**TO DO**
Beneath this sentence is a set of records; write each of them out exactly.

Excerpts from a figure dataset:
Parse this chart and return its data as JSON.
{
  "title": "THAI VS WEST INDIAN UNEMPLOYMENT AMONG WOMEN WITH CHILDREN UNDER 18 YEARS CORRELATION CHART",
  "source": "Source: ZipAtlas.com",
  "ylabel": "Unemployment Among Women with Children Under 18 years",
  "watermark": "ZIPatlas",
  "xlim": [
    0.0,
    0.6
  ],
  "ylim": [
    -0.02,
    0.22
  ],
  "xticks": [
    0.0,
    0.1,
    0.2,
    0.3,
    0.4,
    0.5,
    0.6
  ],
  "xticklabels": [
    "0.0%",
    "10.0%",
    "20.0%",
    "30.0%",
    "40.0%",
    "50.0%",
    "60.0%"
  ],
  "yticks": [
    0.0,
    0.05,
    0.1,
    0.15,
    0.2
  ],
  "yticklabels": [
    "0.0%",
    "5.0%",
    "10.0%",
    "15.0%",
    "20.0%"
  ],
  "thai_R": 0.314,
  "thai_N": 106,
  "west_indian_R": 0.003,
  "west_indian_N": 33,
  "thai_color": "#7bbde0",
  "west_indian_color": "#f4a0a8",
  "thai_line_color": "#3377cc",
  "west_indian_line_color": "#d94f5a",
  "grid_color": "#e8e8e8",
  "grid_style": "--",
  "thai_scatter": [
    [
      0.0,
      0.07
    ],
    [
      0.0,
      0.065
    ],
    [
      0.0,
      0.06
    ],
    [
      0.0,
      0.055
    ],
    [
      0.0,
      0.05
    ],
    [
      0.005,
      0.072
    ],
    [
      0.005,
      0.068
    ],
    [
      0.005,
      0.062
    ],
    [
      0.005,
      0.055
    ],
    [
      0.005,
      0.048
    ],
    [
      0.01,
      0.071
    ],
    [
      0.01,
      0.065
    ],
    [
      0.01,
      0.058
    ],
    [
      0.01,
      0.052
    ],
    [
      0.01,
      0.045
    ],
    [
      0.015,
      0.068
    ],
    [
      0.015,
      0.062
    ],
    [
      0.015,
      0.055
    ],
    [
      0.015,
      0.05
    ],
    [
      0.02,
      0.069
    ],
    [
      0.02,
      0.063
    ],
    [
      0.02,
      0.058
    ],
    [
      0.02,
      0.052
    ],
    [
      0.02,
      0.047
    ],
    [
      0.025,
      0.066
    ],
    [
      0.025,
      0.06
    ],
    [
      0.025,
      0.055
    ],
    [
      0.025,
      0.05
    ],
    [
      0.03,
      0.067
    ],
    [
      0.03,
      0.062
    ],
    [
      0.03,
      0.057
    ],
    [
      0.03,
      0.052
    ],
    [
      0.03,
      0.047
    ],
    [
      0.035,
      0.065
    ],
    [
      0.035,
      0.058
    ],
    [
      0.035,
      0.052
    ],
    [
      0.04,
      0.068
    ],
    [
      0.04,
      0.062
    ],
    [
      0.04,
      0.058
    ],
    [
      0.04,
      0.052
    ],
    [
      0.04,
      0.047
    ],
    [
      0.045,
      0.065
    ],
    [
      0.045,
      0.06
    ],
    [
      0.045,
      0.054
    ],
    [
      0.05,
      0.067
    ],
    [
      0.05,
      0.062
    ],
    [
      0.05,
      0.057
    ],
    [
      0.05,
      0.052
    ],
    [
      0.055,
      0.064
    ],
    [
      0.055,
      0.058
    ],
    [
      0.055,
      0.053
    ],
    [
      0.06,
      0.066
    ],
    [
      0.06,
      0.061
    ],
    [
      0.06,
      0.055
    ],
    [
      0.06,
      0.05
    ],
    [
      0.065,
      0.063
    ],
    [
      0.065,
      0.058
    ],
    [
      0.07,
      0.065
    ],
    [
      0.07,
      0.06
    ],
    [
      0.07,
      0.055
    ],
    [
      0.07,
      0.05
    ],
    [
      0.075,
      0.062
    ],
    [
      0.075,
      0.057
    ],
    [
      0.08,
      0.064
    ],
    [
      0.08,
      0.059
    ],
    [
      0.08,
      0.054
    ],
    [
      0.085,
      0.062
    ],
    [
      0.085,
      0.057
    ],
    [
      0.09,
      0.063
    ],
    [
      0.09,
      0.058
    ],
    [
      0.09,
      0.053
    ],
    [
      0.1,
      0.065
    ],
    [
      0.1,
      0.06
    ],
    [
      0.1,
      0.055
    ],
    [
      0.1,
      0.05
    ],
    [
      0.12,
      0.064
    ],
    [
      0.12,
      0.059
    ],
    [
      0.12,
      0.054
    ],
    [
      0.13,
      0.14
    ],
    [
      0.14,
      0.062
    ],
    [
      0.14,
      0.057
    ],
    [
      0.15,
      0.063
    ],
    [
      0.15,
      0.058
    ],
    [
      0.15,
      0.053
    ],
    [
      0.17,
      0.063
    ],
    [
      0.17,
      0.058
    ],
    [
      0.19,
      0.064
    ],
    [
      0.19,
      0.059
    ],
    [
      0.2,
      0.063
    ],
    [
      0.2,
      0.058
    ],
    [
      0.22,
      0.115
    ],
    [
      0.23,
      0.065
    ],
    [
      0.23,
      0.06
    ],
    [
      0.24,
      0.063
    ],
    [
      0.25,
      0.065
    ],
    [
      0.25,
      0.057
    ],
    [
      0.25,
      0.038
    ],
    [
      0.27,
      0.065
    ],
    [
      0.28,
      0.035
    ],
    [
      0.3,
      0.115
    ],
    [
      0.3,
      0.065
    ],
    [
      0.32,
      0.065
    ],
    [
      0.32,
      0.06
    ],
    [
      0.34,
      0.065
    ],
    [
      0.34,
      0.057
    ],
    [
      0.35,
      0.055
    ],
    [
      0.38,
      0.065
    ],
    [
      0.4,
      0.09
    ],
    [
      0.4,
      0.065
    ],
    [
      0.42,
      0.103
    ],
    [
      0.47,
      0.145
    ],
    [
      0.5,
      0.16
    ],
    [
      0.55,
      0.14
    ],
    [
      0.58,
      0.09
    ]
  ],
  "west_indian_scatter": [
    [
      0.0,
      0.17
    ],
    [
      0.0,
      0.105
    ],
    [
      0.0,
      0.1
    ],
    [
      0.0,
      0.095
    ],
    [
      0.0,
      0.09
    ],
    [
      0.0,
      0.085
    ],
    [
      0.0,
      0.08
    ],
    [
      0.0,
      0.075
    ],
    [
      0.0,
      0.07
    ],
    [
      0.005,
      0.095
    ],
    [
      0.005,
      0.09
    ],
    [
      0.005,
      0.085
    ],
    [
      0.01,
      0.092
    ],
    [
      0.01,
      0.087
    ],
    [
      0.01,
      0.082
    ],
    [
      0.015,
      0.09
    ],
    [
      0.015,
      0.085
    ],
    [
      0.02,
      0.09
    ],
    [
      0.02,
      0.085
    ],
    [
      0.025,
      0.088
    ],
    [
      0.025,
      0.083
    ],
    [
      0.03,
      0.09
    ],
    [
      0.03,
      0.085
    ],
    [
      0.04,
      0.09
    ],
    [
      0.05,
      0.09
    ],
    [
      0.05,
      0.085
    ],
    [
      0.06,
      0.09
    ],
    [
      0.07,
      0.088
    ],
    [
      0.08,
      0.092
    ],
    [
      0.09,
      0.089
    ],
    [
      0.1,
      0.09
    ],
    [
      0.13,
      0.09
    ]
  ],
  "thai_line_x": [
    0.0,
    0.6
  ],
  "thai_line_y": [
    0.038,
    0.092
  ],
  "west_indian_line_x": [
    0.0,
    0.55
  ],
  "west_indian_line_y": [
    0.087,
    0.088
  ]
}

**THE ANSWER**
Parse this chart and return its data as JSON.
{
  "title": "THAI VS WEST INDIAN UNEMPLOYMENT AMONG WOMEN WITH CHILDREN UNDER 18 YEARS CORRELATION CHART",
  "source": "Source: ZipAtlas.com",
  "ylabel": "Unemployment Among Women with Children Under 18 years",
  "watermark": "ZIPatlas",
  "xlim": [
    0.0,
    0.6
  ],
  "ylim": [
    -0.02,
    0.22
  ],
  "xticks": [
    0.0,
    0.1,
    0.2,
    0.3,
    0.4,
    0.5,
    0.6
  ],
  "xticklabels": [
    "0.0%",
    "10.0%",
    "20.0%",
    "30.0%",
    "40.0%",
    "50.0%",
    "60.0%"
  ],
  "yticks": [
    0.0,
    0.05,
    0.1,
    0.15,
    0.2
  ],
  "yticklabels": [
    "0.0%",
    "5.0%",
    "10.0%",
    "15.0%",
    "20.0%"
  ],
  "thai_R": 0.314,
  "thai_N": 106,
  "west_indian_R": 0.003,
  "west_indian_N": 33,
  "thai_color": "#7bbde0",
  "west_indian_color": "#f4a0a8",
  "thai_line_color": "#3377cc",
  "west_indian_line_color": "#d94f5a",
  "grid_color": "#e8e8e8",
  "grid_style": "--",
  "thai_scatter": [
    [
      0.0,
      0.07
    ],
    [
      0.0,
      0.065
    ],
    [
      0.0,
      0.06
    ],
    [
      0.0,
      0.055
    ],
    [
      0.0,
      0.05
    ],
    [
      0.005,
      0.072
    ],
    [
      0.005,
      0.068
    ],
    [
      0.005,
      0.062
    ],
    [
      0.005,
      0.055
    ],
    [
      0.005,
      0.048
    ],
    [
      0.01,
      0.071
    ],
    [
      0.01,
      0.065
    ],
    [
      0.01,
      0.058
    ],
    [
      0.01,
      0.052
    ],
    [
      0.01,
      0.045
    ],
    [
      0.015,
      0.068
    ],
    [
      0.015,
      0.062
    ],
    [
      0.015,
      0.055
    ],
    [
      0.015,
      0.05
    ],
    [
      0.02,
      0.069
    ],
    [
      0.02,
      0.063
    ],
    [
      0.02,
      0.058
    ],
    [
      0.02,
      0.052
    ],
    [
      0.02,
      0.047
    ],
    [
      0.025,
      0.066
    ],
    [
      0.025,
      0.06
    ],
    [
      0.025,
      0.055
    ],
    [
      0.025,
      0.05
    ],
    [
      0.03,
      0.067
    ],
    [
      0.03,
      0.062
    ],
    [
      0.03,
      0.057
    ],
    [
      0.03,
      0.052
    ],
    [
      0.03,
      0.047
    ],
    [
      0.035,
      0.065
    ],
    [
      0.035,
      0.058
    ],
    [
      0.035,
      0.052
    ],
    [
      0.04,
      0.068
    ],
    [
      0.04,
      0.062
    ],
    [
      0.04,
      0.058
    ],
    [
      0.04,
      0.052
    ],
    [
      0.04,
      0.047
    ],
    [
      0.045,
      0.065
    ],
    [
      0.045,
      0.06
    ],
    [
      0.045,
      0.054
    ],
    [
      0.05,
      0.067
    ],
    [
      0.05,
      0.062
    ],
    [
      0.05,
      0.057
    ],
    [
      0.05,
      0.052
    ],
    [
      0.055,
      0.064
    ],
    [
      0.055,
      0.058
    ],
    [
      0.055,
      0.053
    ],
    [
      0.06,
      0.066
    ],
    [
      0.06,
      0.061
    ],
    [
      0.06,
      0.055
    ],
    [
      0.06,
      0.05
    ],
    [
      0.065,
      0.063
    ],
    [
      0.065,
      0.058
    ],
    [
      0.07,
      0.065
    ],
    [
      0.07,
      0.06
    ],
    [
      0.07,
      0.055
    ],
    [
      0.07,
      0.05
    ],
    [
      0.075,
      0.062
    ],
    [
      0.075,
      0.057
    ],
    [
      0.08,
      0.064
    ],
    [
      0.08,
      0.059
    ],
    [
      0.08,
      0.054
    ],
    [
      0.085,
      0.062
    ],
    [
      0.085,
      0.057
    ],
    [
      0.09,
      0.063
    ],
    [
      0.09,
      0.058
    ],
    [
      0.09,
      0.053
    ],
    [
      0.1,
      0.065
    ],
    [
      0.1,
      0.06
    ],
    [
      0.1,
      0.055
    ],
    [
      0.1,
      0.05
    ],
    [
      0.12,
      0.064
    ],
    [
      0.12,
      0.059
    ],
    [
      0.12,
      0.054
    ],
    [
      0.13,
      0.14
    ],
    [
      0.14,
      0.062
    ],
    [
      0.14,
      0.057
    ],
    [
      0.15,
      0.063
    ],
    [
      0.15,
      0.058
    ],
    [
      0.15,
      0.053
    ],
    [
      0.17,
      0.063
    ],
    [
      0.17,
      0.058
    ],
    [
      0.19,
      0.064
    ],
    [
      0.19,
      0.059
    ],
    [
      0.2,
      0.063
    ],
    [
      0.2,
      0.058
    ],
    [
      0.22,
      0.115
    ],
    [
      0.23,
      0.065
    ],
    [
      0.23,
      0.06
    ],
    [
      0.24,
      0.063
    ],
    [
      0.25,
      0.065
    ],
    [
      0.25,
      0.057
    ],
    [
      0.25,
      0.038
    ],
    [
      0.27,
      0.065
    ],
    [
      0.28,
      0.035
    ],
    [
      0.3,
      0.115
    ],
    [
      0.3,
      0.065
    ],
    [
      0.32,
      0.065
    ],
    [
      0.32,
      0.06
    ],
    [
      0.34,
      0.065
    ],
    [
      0.34,
      0.057
    ],
    [
      0.35,
      0.055
    ],
    [
      0.38,
      0.065
    ],
    [
      0.4,
      0.09
    ],
    [
      0.4,
      0.065
    ],
    [
      0.42,
      0.103
    ],
    [
      0.47,
      0.145
    ],
    [
      0.5,
      0.16
    ],
    [
      0.55,
      0.14
    ],
    [
      0.58,
      0.09
    ]
  ],
  "west_indian_scatter": [
    [
      0.0,
      0.17
    ],
    [
      0.0,
      0.105
    ],
    [
      0.0,
      0.1
    ],
    [
      0.0,
      0.095
    ],
    [
      0.0,
      0.09
    ],
    [
      0.0,
      0.085
    ],
    [
      0.0,
      0.08
    ],
    [
      0.0,
      0.075
    ],
    [
      0.0,
      0.07
    ],
    [
      0.005,
      0.095
    ],
    [
      0.005,
      0.09
    ],
    [
      0.005,
      0.085
    ],
    [
      0.01,
      0.092
    ],
    [
      0.01,
      0.087
    ],
    [
      0.01,
      0.082
    ],
    [
      0.015,
      0.09
    ],
    [
      0.015,
      0.085
    ],
    [
      0.02,
      0.09
    ],
    [
      0.02,
      0.085
    ],
    [
      0.025,
      0.088
    ],
    [
      0.025,
      0.083
    ],
    [
      0.03,
      0.09
    ],
    [
      0.03,
      0.085
    ],
    [
      0.04,
      0.09
    ],
    [
      0.05,
      0.09
    ],
    [
      0.05,
      0.085
    ],
    [
      0.06,
      0.09
    ],
    [
      0.07,
      0.088
    ],
    [
      0.08,
      0.092
    ],
    [
      0.09,
      0.089
    ],
    [
      0.1,
      0.09
    ],
    [
      0.13,
      0.09
    ]
  ],
  "thai_line_x": [
    0.0,
    0.6
  ],
  "thai_line_y": [
    0.038,
    0.092
  ],
  "west_indian_line_x": [
    0.0,
    0.55
  ],
  "west_indian_line_y": [
    0.087,
    0.088
  ]
}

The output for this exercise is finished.